(Recorded data)
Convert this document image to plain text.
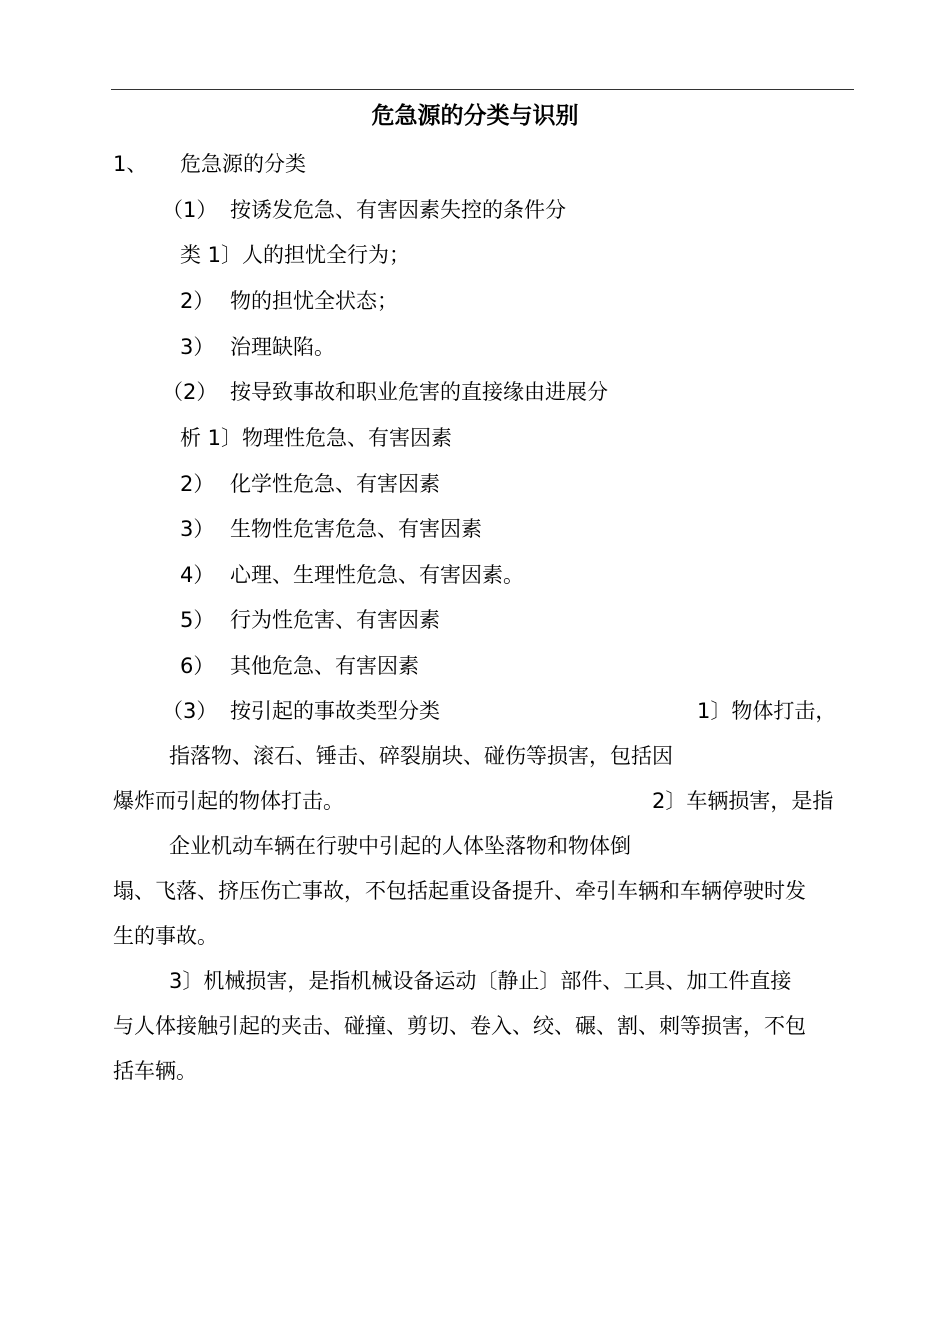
危急源的分类与识别
1、 危急源的分类
（1） 按诱发危急、有害因素失控的条件分
类 1〕人的担忧全行为；
2） 物的担忧全状态；
3） 治理缺陷。
（2） 按导致事故和职业危害的直接缘由进展分
析 1〕物理性危急、有害因素
2） 化学性危急、有害因素
3） 生物性危害危急、有害因素
4） 心理、生理性危急、有害因素。
5） 行为性危害、有害因素
6） 其他危急、有害因素
（3） 按引起的事故类型分类	1〕物体打击，
指落物、滚石、锤击、碎裂崩块、碰伤等损害，包括因
爆炸而引起的物体打击。	2〕车辆损害，是指
企业机动车辆在行驶中引起的人体坠落物和物体倒
塌、飞落、挤压伤亡事故，不包括起重设备提升、牵引车辆和车辆停驶时发
生的事故。
3〕机械损害，是指机械设备运动〔静止〕部件、工具、加工件直接
与人体接触引起的夹击、碰撞、剪切、卷入、绞、碾、割、刺等损害，不包
括车辆。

Aim of the exercise:
All records must be output exactly as they are, except for the pictures, which are left out.

Exercise solution:
Convert this document image to plain text.
危急源的分类与识别
1、 危急源的分类
（1） 按诱发危急、有害因素失控的条件分
类 1〕人的担忧全行为；
2） 物的担忧全状态；
3） 治理缺陷。
（2） 按导致事故和职业危害的直接缘由进展分
析 1〕物理性危急、有害因素
2） 化学性危急、有害因素
3） 生物性危害危急、有害因素
4） 心理、生理性危急、有害因素。
5） 行为性危害、有害因素
6） 其他危急、有害因素
（3） 按引起的事故类型分类	1〕物体打击，
指落物、滚石、锤击、碎裂崩块、碰伤等损害，包括因
爆炸而引起的物体打击。	2〕车辆损害，是指
企业机动车辆在行驶中引起的人体坠落物和物体倒
塌、飞落、挤压伤亡事故，不包括起重设备提升、牵引车辆和车辆停驶时发
生的事故。
3〕机械损害，是指机械设备运动〔静止〕部件、工具、加工件直接
与人体接触引起的夹击、碰撞、剪切、卷入、绞、碾、割、刺等损害，不包
括车辆。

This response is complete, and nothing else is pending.